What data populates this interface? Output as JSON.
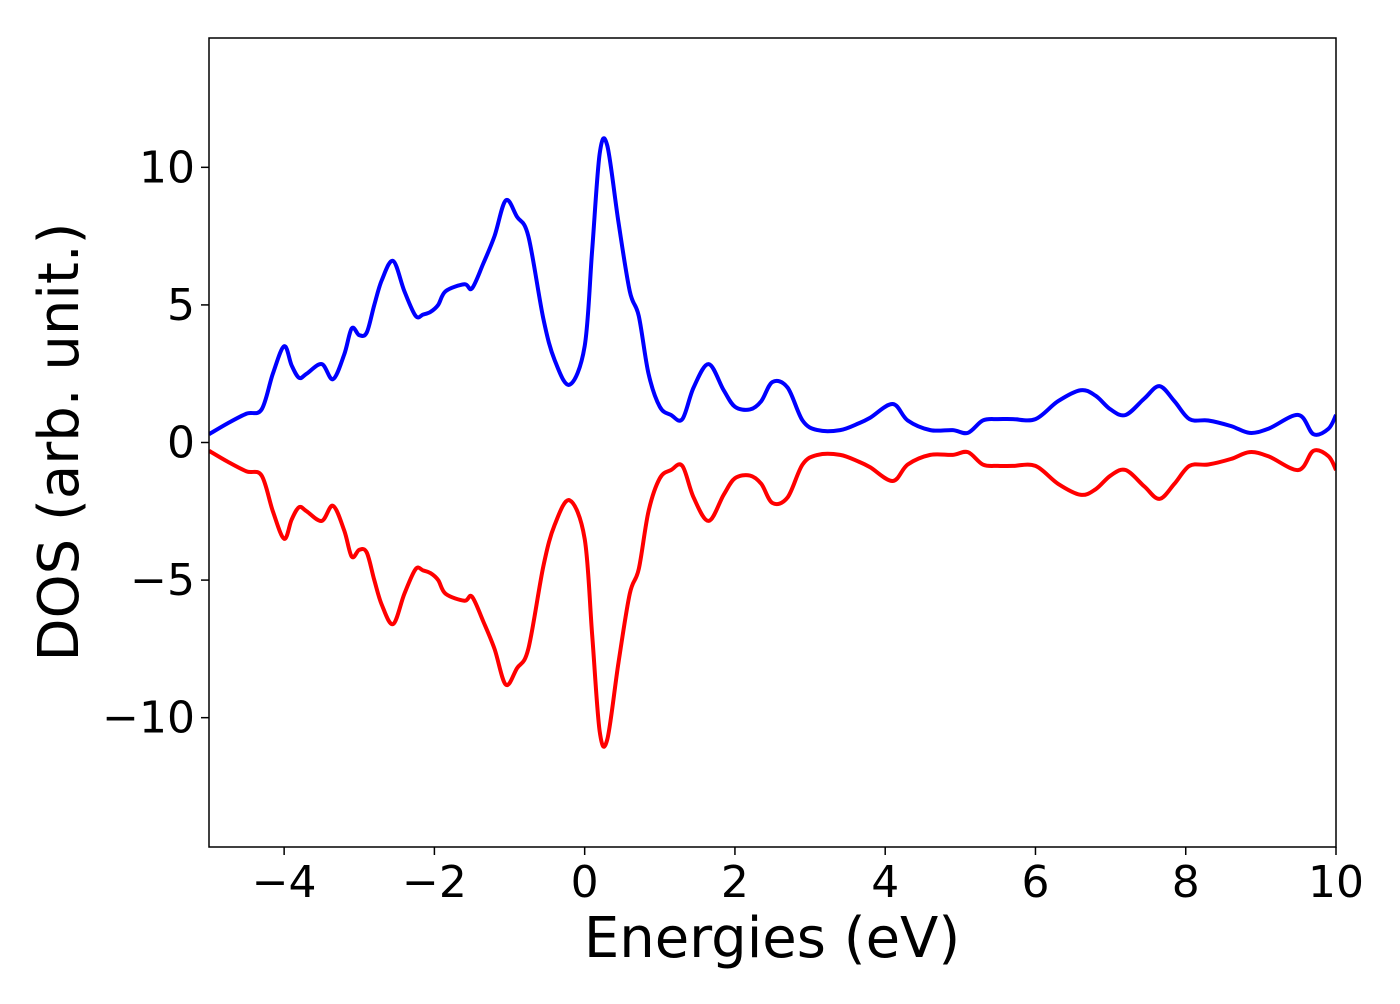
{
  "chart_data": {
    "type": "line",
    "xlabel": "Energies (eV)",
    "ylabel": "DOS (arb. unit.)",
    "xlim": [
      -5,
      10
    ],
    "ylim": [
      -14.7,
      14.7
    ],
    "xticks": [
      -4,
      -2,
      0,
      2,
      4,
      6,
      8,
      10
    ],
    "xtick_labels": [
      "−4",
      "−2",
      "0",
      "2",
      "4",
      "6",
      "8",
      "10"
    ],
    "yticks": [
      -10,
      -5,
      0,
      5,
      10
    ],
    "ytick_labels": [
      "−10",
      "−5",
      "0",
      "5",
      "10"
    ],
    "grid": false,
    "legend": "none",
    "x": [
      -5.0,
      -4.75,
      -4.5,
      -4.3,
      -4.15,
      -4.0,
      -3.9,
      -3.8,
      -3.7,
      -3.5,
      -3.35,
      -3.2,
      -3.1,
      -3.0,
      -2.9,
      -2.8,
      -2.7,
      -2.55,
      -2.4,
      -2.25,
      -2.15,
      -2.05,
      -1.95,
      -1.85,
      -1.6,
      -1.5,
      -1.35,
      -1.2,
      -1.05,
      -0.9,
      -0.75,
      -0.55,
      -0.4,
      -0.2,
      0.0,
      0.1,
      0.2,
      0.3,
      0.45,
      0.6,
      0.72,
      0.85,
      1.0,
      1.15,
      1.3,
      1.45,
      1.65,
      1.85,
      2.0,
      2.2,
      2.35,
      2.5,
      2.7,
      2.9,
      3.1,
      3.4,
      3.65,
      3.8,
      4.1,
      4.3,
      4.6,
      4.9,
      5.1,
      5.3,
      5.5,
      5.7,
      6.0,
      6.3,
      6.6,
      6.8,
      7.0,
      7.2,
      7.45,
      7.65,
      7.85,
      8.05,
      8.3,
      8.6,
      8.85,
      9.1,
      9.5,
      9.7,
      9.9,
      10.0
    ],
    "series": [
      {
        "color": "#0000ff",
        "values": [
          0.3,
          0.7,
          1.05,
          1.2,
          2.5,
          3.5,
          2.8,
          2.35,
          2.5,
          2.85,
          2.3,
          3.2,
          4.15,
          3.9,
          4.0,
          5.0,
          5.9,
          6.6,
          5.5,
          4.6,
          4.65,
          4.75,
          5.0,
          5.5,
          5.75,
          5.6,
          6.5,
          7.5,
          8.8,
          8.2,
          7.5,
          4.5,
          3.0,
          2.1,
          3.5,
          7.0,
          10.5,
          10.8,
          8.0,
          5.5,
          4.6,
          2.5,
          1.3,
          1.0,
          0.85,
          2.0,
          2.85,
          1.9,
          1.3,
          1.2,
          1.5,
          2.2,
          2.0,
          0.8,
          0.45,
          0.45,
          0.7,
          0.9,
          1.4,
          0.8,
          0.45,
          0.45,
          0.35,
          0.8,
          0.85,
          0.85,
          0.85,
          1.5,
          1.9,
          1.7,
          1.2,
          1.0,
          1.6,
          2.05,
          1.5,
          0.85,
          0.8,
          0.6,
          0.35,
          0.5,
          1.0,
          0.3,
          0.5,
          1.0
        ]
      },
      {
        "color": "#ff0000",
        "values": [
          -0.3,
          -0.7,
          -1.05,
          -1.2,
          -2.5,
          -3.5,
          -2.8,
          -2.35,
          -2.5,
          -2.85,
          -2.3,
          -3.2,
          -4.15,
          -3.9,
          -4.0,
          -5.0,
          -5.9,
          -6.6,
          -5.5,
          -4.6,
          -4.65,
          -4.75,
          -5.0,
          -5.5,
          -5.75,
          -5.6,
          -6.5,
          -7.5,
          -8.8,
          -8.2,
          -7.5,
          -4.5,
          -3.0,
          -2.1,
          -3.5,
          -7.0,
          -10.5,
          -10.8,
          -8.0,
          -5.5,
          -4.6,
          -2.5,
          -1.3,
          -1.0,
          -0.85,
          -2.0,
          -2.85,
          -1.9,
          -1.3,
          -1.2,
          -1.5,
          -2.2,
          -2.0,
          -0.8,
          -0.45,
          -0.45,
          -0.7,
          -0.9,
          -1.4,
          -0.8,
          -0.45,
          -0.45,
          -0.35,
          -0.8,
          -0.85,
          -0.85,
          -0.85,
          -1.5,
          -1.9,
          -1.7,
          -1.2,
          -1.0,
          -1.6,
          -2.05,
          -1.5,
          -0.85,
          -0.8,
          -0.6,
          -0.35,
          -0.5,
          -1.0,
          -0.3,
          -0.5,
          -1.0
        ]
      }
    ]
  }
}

....

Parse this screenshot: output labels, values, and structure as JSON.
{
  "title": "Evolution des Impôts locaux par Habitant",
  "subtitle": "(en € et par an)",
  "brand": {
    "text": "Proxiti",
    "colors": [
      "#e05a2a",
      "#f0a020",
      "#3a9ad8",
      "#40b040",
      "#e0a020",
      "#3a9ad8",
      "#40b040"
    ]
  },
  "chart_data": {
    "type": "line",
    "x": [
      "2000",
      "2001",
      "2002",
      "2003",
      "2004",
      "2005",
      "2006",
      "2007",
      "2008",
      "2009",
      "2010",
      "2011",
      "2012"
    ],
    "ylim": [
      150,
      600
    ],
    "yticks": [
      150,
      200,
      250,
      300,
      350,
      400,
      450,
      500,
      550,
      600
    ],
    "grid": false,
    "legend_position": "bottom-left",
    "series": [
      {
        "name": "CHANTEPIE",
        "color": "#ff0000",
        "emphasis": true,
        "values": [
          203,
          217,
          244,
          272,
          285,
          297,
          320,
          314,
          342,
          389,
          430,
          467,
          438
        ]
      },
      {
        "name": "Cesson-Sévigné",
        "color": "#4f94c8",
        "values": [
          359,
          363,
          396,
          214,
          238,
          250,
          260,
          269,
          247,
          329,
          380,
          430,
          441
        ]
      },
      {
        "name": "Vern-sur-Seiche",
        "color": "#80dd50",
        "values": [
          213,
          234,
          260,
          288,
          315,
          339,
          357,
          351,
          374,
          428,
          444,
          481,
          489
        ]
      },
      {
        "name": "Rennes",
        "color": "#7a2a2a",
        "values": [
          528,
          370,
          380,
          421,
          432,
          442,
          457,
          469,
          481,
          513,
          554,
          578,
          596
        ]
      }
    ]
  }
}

....

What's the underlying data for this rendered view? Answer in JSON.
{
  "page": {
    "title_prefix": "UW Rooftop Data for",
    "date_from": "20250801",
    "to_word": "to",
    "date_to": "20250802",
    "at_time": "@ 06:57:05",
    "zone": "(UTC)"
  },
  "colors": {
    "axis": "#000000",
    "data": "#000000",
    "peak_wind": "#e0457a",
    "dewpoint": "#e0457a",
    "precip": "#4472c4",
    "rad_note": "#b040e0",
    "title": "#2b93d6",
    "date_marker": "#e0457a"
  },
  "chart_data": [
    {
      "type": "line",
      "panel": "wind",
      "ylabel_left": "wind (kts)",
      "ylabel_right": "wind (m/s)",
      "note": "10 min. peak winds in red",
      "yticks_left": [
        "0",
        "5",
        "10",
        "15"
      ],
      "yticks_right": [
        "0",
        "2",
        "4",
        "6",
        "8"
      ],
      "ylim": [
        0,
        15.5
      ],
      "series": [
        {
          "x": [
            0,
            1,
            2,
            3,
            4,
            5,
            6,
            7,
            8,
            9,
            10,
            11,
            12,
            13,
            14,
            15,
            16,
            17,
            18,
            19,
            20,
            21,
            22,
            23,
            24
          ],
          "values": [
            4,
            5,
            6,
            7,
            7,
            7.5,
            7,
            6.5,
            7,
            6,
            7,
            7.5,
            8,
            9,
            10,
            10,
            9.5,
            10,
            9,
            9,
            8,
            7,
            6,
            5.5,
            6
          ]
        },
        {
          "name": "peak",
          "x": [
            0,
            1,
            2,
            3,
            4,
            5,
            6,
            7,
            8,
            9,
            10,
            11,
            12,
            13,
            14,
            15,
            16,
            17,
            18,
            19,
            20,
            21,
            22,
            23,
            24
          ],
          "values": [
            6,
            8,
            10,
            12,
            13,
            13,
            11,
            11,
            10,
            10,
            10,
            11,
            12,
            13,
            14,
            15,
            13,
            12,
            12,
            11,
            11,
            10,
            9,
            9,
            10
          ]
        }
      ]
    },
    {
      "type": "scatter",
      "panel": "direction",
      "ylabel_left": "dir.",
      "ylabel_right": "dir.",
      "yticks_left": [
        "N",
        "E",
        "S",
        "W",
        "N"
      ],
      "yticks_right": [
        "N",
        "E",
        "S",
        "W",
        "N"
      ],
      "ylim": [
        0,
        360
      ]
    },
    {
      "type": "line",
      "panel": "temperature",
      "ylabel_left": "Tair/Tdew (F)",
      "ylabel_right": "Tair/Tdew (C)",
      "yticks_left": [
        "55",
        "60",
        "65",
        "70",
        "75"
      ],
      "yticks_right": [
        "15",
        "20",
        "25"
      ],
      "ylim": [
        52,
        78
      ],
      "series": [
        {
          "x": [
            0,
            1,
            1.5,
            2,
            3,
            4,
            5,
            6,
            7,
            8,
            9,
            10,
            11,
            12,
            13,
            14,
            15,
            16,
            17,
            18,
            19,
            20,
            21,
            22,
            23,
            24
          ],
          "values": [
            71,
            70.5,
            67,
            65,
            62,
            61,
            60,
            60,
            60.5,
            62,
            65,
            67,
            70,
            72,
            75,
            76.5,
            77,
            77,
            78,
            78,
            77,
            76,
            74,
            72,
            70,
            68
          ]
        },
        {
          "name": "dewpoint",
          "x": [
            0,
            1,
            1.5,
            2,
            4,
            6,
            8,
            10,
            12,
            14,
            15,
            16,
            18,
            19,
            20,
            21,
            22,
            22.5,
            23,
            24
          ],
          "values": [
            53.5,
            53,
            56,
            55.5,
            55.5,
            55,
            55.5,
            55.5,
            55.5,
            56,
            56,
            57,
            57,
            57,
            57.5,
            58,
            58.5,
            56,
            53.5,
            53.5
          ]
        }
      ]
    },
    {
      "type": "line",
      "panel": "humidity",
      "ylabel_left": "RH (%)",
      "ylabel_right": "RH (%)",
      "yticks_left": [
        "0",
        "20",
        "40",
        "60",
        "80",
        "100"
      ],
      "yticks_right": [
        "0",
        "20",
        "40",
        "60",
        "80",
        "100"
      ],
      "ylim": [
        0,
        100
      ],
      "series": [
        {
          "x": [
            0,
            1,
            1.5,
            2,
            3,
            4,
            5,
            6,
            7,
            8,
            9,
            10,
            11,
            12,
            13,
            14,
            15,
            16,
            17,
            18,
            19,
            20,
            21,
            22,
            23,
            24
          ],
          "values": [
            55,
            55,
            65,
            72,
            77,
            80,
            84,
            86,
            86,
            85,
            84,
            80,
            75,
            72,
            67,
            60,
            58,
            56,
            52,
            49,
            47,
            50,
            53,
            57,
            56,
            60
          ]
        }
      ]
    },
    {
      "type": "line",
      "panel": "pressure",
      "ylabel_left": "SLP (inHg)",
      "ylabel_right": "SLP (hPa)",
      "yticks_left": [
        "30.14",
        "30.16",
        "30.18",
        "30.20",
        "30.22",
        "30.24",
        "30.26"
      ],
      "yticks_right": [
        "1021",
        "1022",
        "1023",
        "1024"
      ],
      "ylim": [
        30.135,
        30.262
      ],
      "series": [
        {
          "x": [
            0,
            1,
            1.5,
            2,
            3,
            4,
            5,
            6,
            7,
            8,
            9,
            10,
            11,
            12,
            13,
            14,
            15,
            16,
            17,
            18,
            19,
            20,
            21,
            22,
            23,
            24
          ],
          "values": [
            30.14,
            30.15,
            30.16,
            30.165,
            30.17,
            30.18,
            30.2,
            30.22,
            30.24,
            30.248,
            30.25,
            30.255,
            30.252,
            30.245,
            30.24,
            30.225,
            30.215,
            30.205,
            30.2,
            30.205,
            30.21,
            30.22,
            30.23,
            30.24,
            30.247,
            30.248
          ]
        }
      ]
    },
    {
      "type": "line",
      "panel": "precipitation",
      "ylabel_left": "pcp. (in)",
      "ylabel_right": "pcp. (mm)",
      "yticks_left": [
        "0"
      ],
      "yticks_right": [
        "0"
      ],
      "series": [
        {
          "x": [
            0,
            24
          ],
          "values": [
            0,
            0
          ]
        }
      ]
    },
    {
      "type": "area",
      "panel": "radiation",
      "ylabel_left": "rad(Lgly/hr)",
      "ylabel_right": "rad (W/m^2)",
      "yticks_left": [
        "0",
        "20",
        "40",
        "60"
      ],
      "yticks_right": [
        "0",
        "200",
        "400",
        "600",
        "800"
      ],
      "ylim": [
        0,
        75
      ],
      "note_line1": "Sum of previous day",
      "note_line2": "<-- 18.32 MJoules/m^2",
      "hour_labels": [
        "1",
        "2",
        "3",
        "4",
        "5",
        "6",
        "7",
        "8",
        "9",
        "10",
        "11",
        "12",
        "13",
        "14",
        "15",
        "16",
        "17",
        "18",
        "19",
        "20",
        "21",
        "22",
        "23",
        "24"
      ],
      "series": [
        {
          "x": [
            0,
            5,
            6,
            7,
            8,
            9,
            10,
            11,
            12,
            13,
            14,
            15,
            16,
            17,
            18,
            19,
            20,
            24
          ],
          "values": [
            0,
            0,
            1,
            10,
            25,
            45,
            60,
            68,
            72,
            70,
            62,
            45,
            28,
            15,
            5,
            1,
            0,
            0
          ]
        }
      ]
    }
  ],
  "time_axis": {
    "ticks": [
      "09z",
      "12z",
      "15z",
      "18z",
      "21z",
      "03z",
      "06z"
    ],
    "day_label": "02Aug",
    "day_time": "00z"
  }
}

....

WHAT TO WORK ON:
In the lines above, find each one with "panel" and list it.

FINAL RESULT:
      "panel": "wind",
      "panel": "direction",
      "panel": "temperature",
      "panel": "humidity",
      "panel": "pressure",
      "panel": "precipitation",
      "panel": "radiation",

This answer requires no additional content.